[START Excerpted records]

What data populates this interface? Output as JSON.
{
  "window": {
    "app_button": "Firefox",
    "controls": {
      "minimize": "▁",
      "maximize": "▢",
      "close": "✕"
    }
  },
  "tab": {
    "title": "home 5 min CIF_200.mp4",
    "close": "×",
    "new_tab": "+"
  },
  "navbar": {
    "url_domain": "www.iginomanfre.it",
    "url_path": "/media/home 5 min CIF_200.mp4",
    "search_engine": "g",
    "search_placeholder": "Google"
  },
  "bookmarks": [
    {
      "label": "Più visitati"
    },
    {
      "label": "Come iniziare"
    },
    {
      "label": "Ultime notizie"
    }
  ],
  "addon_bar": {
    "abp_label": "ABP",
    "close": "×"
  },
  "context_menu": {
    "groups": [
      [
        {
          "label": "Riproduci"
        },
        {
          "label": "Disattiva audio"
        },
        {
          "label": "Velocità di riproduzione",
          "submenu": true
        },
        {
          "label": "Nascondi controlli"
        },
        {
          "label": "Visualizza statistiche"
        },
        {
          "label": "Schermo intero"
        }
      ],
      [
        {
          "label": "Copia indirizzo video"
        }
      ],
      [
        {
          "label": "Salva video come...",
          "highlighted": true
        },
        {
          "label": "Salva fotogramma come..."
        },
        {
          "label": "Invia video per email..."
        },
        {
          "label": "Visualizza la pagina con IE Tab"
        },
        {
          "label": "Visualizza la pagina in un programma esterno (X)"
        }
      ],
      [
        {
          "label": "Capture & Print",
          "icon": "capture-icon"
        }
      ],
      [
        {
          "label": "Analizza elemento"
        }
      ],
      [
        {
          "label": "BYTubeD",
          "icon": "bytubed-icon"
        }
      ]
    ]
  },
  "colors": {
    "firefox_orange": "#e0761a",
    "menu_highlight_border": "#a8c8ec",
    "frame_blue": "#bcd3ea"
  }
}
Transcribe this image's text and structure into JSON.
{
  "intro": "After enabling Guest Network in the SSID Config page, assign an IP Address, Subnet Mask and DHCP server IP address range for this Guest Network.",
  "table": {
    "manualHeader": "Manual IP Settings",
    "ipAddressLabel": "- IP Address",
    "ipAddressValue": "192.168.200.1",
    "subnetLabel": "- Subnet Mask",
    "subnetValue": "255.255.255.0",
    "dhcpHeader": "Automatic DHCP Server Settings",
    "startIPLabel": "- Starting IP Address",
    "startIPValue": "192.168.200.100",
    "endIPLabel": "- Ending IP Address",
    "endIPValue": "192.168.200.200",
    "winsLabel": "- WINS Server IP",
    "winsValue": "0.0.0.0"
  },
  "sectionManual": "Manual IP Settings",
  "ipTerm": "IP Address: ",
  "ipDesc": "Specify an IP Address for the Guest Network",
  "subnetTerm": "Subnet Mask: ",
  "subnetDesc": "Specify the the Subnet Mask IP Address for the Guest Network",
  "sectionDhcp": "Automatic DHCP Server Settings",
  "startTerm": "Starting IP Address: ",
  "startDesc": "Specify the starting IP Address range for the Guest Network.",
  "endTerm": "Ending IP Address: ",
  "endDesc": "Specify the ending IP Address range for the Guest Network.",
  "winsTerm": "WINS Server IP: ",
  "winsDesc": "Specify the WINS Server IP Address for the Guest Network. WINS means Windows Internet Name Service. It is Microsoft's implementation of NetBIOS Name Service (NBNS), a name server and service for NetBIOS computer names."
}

[END Excerpted records]

#### Stated problem
All entries shown above should be printed again exactly.

#### In response
What data populates this interface? Output as JSON.
{
  "window": {
    "app_button": "Firefox",
    "controls": {
      "minimize": "▁",
      "maximize": "▢",
      "close": "✕"
    }
  },
  "tab": {
    "title": "home 5 min CIF_200.mp4",
    "close": "×",
    "new_tab": "+"
  },
  "navbar": {
    "url_domain": "www.iginomanfre.it",
    "url_path": "/media/home 5 min CIF_200.mp4",
    "search_engine": "g",
    "search_placeholder": "Google"
  },
  "bookmarks": [
    {
      "label": "Più visitati"
    },
    {
      "label": "Come iniziare"
    },
    {
      "label": "Ultime notizie"
    }
  ],
  "addon_bar": {
    "abp_label": "ABP",
    "close": "×"
  },
  "context_menu": {
    "groups": [
      [
        {
          "label": "Riproduci"
        },
        {
          "label": "Disattiva audio"
        },
        {
          "label": "Velocità di riproduzione",
          "submenu": true
        },
        {
          "label": "Nascondi controlli"
        },
        {
          "label": "Visualizza statistiche"
        },
        {
          "label": "Schermo intero"
        }
      ],
      [
        {
          "label": "Copia indirizzo video"
        }
      ],
      [
        {
          "label": "Salva video come...",
          "highlighted": true
        },
        {
          "label": "Salva fotogramma come..."
        },
        {
          "label": "Invia video per email..."
        },
        {
          "label": "Visualizza la pagina con IE Tab"
        },
        {
          "label": "Visualizza la pagina in un programma esterno (X)"
        }
      ],
      [
        {
          "label": "Capture & Print",
          "icon": "capture-icon"
        }
      ],
      [
        {
          "label": "Analizza elemento"
        }
      ],
      [
        {
          "label": "BYTubeD",
          "icon": "bytubed-icon"
        }
      ]
    ]
  },
  "colors": {
    "firefox_orange": "#e0761a",
    "menu_highlight_border": "#a8c8ec",
    "frame_blue": "#bcd3ea"
  }
}
Transcribe this image's text and structure into JSON.
{
  "intro": "After enabling Guest Network in the SSID Config page, assign an IP Address, Subnet Mask and DHCP server IP address range for this Guest Network.",
  "table": {
    "manualHeader": "Manual IP Settings",
    "ipAddressLabel": "- IP Address",
    "ipAddressValue": "192.168.200.1",
    "subnetLabel": "- Subnet Mask",
    "subnetValue": "255.255.255.0",
    "dhcpHeader": "Automatic DHCP Server Settings",
    "startIPLabel": "- Starting IP Address",
    "startIPValue": "192.168.200.100",
    "endIPLabel": "- Ending IP Address",
    "endIPValue": "192.168.200.200",
    "winsLabel": "- WINS Server IP",
    "winsValue": "0.0.0.0"
  },
  "sectionManual": "Manual IP Settings",
  "ipTerm": "IP Address: ",
  "ipDesc": "Specify an IP Address for the Guest Network",
  "subnetTerm": "Subnet Mask: ",
  "subnetDesc": "Specify the the Subnet Mask IP Address for the Guest Network",
  "sectionDhcp": "Automatic DHCP Server Settings",
  "startTerm": "Starting IP Address: ",
  "startDesc": "Specify the starting IP Address range for the Guest Network.",
  "endTerm": "Ending IP Address: ",
  "endDesc": "Specify the ending IP Address range for the Guest Network.",
  "winsTerm": "WINS Server IP: ",
  "winsDesc": "Specify the WINS Server IP Address for the Guest Network. WINS means Windows Internet Name Service. It is Microsoft's implementation of NetBIOS Name Service (NBNS), a name server and service for NetBIOS computer names."
}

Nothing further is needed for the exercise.